[Figure dataset records]
- - -

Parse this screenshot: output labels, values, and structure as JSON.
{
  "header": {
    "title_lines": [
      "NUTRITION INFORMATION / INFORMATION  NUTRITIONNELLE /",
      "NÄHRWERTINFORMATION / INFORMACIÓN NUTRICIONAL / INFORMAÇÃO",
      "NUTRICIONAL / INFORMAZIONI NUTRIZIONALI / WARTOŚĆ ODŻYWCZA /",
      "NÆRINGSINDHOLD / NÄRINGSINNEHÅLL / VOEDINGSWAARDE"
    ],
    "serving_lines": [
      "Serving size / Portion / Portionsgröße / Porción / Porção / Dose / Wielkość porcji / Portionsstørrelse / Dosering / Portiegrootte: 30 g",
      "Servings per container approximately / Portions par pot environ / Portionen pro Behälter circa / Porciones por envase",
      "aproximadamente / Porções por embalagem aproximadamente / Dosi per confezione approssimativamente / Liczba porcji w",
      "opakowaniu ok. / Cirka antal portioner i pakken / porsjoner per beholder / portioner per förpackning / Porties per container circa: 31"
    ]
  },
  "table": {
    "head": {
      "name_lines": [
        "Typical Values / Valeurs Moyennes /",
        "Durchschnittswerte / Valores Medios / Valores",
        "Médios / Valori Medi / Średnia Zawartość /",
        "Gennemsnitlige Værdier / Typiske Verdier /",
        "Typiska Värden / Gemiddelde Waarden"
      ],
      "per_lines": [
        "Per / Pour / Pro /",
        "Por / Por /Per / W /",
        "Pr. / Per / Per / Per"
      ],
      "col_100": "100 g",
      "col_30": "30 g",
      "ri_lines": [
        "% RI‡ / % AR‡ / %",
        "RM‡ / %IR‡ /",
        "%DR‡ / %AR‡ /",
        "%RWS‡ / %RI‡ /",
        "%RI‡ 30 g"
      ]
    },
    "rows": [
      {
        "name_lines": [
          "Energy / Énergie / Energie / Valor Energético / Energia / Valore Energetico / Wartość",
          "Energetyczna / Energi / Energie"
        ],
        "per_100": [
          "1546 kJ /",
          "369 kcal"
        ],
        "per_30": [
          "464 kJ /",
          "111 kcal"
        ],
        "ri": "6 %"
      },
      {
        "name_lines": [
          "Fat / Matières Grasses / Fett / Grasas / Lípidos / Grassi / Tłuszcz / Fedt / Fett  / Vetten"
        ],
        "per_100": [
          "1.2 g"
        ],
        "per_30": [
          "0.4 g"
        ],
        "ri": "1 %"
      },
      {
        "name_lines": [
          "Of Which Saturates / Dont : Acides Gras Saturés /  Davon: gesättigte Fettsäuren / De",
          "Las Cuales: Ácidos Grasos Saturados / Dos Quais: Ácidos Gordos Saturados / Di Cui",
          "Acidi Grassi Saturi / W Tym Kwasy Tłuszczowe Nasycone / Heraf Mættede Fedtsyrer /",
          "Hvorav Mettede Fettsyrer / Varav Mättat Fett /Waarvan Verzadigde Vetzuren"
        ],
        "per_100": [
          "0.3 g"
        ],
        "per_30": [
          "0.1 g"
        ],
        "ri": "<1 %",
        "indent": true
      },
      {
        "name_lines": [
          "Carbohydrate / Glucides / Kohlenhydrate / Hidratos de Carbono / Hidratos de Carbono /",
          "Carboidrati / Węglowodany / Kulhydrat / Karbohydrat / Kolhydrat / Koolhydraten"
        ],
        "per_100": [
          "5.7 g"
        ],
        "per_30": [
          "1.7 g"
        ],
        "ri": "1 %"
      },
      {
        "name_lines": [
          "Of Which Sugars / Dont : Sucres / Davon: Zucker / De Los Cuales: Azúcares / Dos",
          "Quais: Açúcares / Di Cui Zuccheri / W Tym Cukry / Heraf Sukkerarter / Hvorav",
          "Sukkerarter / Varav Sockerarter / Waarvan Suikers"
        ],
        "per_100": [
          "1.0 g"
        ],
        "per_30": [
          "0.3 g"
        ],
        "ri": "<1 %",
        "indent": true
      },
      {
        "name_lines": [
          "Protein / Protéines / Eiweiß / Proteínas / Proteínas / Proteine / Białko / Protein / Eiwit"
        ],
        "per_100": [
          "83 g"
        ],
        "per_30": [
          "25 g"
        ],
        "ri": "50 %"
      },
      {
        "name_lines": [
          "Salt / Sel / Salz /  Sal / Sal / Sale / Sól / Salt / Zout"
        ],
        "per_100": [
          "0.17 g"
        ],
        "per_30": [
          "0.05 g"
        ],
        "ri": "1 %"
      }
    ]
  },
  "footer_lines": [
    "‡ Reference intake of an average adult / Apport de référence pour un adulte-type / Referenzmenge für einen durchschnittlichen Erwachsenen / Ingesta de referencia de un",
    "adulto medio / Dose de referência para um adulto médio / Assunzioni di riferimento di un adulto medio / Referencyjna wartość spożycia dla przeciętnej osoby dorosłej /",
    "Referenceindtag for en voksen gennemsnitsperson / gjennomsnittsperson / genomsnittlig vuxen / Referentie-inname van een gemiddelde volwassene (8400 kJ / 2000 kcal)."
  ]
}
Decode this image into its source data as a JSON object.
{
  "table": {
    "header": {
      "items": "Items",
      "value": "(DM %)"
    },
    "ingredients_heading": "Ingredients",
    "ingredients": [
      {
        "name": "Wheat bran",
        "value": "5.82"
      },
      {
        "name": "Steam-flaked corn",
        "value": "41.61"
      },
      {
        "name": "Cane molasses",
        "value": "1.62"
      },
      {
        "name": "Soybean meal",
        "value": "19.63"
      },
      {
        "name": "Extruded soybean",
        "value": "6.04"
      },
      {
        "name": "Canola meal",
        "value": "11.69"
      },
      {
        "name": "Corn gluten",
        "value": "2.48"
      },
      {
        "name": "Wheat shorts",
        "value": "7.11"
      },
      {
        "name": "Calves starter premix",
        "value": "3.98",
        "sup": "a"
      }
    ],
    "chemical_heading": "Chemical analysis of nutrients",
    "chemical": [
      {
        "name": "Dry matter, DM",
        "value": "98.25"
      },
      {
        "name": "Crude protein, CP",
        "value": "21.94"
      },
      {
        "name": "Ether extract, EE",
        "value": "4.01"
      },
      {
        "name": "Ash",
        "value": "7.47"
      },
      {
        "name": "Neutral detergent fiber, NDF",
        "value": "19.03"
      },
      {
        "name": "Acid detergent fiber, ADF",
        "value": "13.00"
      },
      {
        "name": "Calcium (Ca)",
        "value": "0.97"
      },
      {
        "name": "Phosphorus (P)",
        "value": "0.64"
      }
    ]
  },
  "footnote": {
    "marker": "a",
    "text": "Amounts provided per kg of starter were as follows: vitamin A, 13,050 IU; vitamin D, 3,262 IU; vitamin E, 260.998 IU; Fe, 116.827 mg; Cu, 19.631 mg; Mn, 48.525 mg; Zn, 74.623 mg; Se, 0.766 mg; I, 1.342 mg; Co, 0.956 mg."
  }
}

- - -

## Brief
Could I ask you to return the records exactly and in full?

## Reply to the task
Parse this screenshot: output labels, values, and structure as JSON.
{
  "header": {
    "title_lines": [
      "NUTRITION INFORMATION / INFORMATION  NUTRITIONNELLE /",
      "NÄHRWERTINFORMATION / INFORMACIÓN NUTRICIONAL / INFORMAÇÃO",
      "NUTRICIONAL / INFORMAZIONI NUTRIZIONALI / WARTOŚĆ ODŻYWCZA /",
      "NÆRINGSINDHOLD / NÄRINGSINNEHÅLL / VOEDINGSWAARDE"
    ],
    "serving_lines": [
      "Serving size / Portion / Portionsgröße / Porción / Porção / Dose / Wielkość porcji / Portionsstørrelse / Dosering / Portiegrootte: 30 g",
      "Servings per container approximately / Portions par pot environ / Portionen pro Behälter circa / Porciones por envase",
      "aproximadamente / Porções por embalagem aproximadamente / Dosi per confezione approssimativamente / Liczba porcji w",
      "opakowaniu ok. / Cirka antal portioner i pakken / porsjoner per beholder / portioner per förpackning / Porties per container circa: 31"
    ]
  },
  "table": {
    "head": {
      "name_lines": [
        "Typical Values / Valeurs Moyennes /",
        "Durchschnittswerte / Valores Medios / Valores",
        "Médios / Valori Medi / Średnia Zawartość /",
        "Gennemsnitlige Værdier / Typiske Verdier /",
        "Typiska Värden / Gemiddelde Waarden"
      ],
      "per_lines": [
        "Per / Pour / Pro /",
        "Por / Por /Per / W /",
        "Pr. / Per / Per / Per"
      ],
      "col_100": "100 g",
      "col_30": "30 g",
      "ri_lines": [
        "% RI‡ / % AR‡ / %",
        "RM‡ / %IR‡ /",
        "%DR‡ / %AR‡ /",
        "%RWS‡ / %RI‡ /",
        "%RI‡ 30 g"
      ]
    },
    "rows": [
      {
        "name_lines": [
          "Energy / Énergie / Energie / Valor Energético / Energia / Valore Energetico / Wartość",
          "Energetyczna / Energi / Energie"
        ],
        "per_100": [
          "1546 kJ /",
          "369 kcal"
        ],
        "per_30": [
          "464 kJ /",
          "111 kcal"
        ],
        "ri": "6 %"
      },
      {
        "name_lines": [
          "Fat / Matières Grasses / Fett / Grasas / Lípidos / Grassi / Tłuszcz / Fedt / Fett  / Vetten"
        ],
        "per_100": [
          "1.2 g"
        ],
        "per_30": [
          "0.4 g"
        ],
        "ri": "1 %"
      },
      {
        "name_lines": [
          "Of Which Saturates / Dont : Acides Gras Saturés /  Davon: gesättigte Fettsäuren / De",
          "Las Cuales: Ácidos Grasos Saturados / Dos Quais: Ácidos Gordos Saturados / Di Cui",
          "Acidi Grassi Saturi / W Tym Kwasy Tłuszczowe Nasycone / Heraf Mættede Fedtsyrer /",
          "Hvorav Mettede Fettsyrer / Varav Mättat Fett /Waarvan Verzadigde Vetzuren"
        ],
        "per_100": [
          "0.3 g"
        ],
        "per_30": [
          "0.1 g"
        ],
        "ri": "<1 %",
        "indent": true
      },
      {
        "name_lines": [
          "Carbohydrate / Glucides / Kohlenhydrate / Hidratos de Carbono / Hidratos de Carbono /",
          "Carboidrati / Węglowodany / Kulhydrat / Karbohydrat / Kolhydrat / Koolhydraten"
        ],
        "per_100": [
          "5.7 g"
        ],
        "per_30": [
          "1.7 g"
        ],
        "ri": "1 %"
      },
      {
        "name_lines": [
          "Of Which Sugars / Dont : Sucres / Davon: Zucker / De Los Cuales: Azúcares / Dos",
          "Quais: Açúcares / Di Cui Zuccheri / W Tym Cukry / Heraf Sukkerarter / Hvorav",
          "Sukkerarter / Varav Sockerarter / Waarvan Suikers"
        ],
        "per_100": [
          "1.0 g"
        ],
        "per_30": [
          "0.3 g"
        ],
        "ri": "<1 %",
        "indent": true
      },
      {
        "name_lines": [
          "Protein / Protéines / Eiweiß / Proteínas / Proteínas / Proteine / Białko / Protein / Eiwit"
        ],
        "per_100": [
          "83 g"
        ],
        "per_30": [
          "25 g"
        ],
        "ri": "50 %"
      },
      {
        "name_lines": [
          "Salt / Sel / Salz /  Sal / Sal / Sale / Sól / Salt / Zout"
        ],
        "per_100": [
          "0.17 g"
        ],
        "per_30": [
          "0.05 g"
        ],
        "ri": "1 %"
      }
    ]
  },
  "footer_lines": [
    "‡ Reference intake of an average adult / Apport de référence pour un adulte-type / Referenzmenge für einen durchschnittlichen Erwachsenen / Ingesta de referencia de un",
    "adulto medio / Dose de referência para um adulto médio / Assunzioni di riferimento di un adulto medio / Referencyjna wartość spożycia dla przeciętnej osoby dorosłej /",
    "Referenceindtag for en voksen gennemsnitsperson / gjennomsnittsperson / genomsnittlig vuxen / Referentie-inname van een gemiddelde volwassene (8400 kJ / 2000 kcal)."
  ]
}
Decode this image into its source data as a JSON object.
{
  "table": {
    "header": {
      "items": "Items",
      "value": "(DM %)"
    },
    "ingredients_heading": "Ingredients",
    "ingredients": [
      {
        "name": "Wheat bran",
        "value": "5.82"
      },
      {
        "name": "Steam-flaked corn",
        "value": "41.61"
      },
      {
        "name": "Cane molasses",
        "value": "1.62"
      },
      {
        "name": "Soybean meal",
        "value": "19.63"
      },
      {
        "name": "Extruded soybean",
        "value": "6.04"
      },
      {
        "name": "Canola meal",
        "value": "11.69"
      },
      {
        "name": "Corn gluten",
        "value": "2.48"
      },
      {
        "name": "Wheat shorts",
        "value": "7.11"
      },
      {
        "name": "Calves starter premix",
        "value": "3.98",
        "sup": "a"
      }
    ],
    "chemical_heading": "Chemical analysis of nutrients",
    "chemical": [
      {
        "name": "Dry matter, DM",
        "value": "98.25"
      },
      {
        "name": "Crude protein, CP",
        "value": "21.94"
      },
      {
        "name": "Ether extract, EE",
        "value": "4.01"
      },
      {
        "name": "Ash",
        "value": "7.47"
      },
      {
        "name": "Neutral detergent fiber, NDF",
        "value": "19.03"
      },
      {
        "name": "Acid detergent fiber, ADF",
        "value": "13.00"
      },
      {
        "name": "Calcium (Ca)",
        "value": "0.97"
      },
      {
        "name": "Phosphorus (P)",
        "value": "0.64"
      }
    ]
  },
  "footnote": {
    "marker": "a",
    "text": "Amounts provided per kg of starter were as follows: vitamin A, 13,050 IU; vitamin D, 3,262 IU; vitamin E, 260.998 IU; Fe, 116.827 mg; Cu, 19.631 mg; Mn, 48.525 mg; Zn, 74.623 mg; Se, 0.766 mg; I, 1.342 mg; Co, 0.956 mg."
  }
}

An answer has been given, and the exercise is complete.